* **Dataset**
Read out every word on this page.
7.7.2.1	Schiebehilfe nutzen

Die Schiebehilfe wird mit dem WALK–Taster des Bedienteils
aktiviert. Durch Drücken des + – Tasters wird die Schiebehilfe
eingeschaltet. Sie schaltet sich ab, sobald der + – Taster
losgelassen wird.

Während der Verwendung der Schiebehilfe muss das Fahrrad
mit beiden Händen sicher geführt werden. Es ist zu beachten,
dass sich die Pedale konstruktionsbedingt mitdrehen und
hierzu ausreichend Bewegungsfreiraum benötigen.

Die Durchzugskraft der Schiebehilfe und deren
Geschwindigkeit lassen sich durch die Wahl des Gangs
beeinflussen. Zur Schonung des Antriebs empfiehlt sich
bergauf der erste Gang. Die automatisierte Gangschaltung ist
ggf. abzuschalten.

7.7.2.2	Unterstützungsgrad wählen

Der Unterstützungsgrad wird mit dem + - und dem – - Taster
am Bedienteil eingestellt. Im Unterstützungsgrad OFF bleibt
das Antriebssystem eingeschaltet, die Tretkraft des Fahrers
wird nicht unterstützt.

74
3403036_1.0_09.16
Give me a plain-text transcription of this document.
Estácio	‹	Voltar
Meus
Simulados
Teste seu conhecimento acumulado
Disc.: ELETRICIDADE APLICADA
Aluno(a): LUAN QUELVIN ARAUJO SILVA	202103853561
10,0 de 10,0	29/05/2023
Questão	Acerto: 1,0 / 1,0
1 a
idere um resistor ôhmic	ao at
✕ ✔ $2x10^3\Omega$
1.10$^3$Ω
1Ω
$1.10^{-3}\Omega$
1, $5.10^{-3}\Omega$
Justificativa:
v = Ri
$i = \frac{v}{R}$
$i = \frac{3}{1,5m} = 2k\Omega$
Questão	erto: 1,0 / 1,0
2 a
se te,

* **The problem**
Quote all the records exactly, please, leaving none out.

* **Solution to this exercise**
Read out every word on this page.
7.7.2.1	Schiebehilfe nutzen

Die Schiebehilfe wird mit dem WALK–Taster des Bedienteils
aktiviert. Durch Drücken des + – Tasters wird die Schiebehilfe
eingeschaltet. Sie schaltet sich ab, sobald der + – Taster
losgelassen wird.

Während der Verwendung der Schiebehilfe muss das Fahrrad
mit beiden Händen sicher geführt werden. Es ist zu beachten,
dass sich die Pedale konstruktionsbedingt mitdrehen und
hierzu ausreichend Bewegungsfreiraum benötigen.

Die Durchzugskraft der Schiebehilfe und deren
Geschwindigkeit lassen sich durch die Wahl des Gangs
beeinflussen. Zur Schonung des Antriebs empfiehlt sich
bergauf der erste Gang. Die automatisierte Gangschaltung ist
ggf. abzuschalten.

7.7.2.2	Unterstützungsgrad wählen

Der Unterstützungsgrad wird mit dem + - und dem – - Taster
am Bedienteil eingestellt. Im Unterstützungsgrad OFF bleibt
das Antriebssystem eingeschaltet, die Tretkraft des Fahrers
wird nicht unterstützt.

74
3403036_1.0_09.16
Give me a plain-text transcription of this document.
Estácio	‹	Voltar
Meus
Simulados
Teste seu conhecimento acumulado
Disc.: ELETRICIDADE APLICADA
Aluno(a): LUAN QUELVIN ARAUJO SILVA	202103853561
10,0 de 10,0	29/05/2023
Questão	Acerto: 1,0 / 1,0
1 a
idere um resistor ôhmic	ao at
✕ ✔ $2x10^3\Omega$
1.10$^3$Ω
1Ω
$1.10^{-3}\Omega$
1, $5.10^{-3}\Omega$
Justificativa:
v = Ri
$i = \frac{v}{R}$
$i = \frac{3}{1,5m} = 2k\Omega$
Questão	erto: 1,0 / 1,0
2 a
se te,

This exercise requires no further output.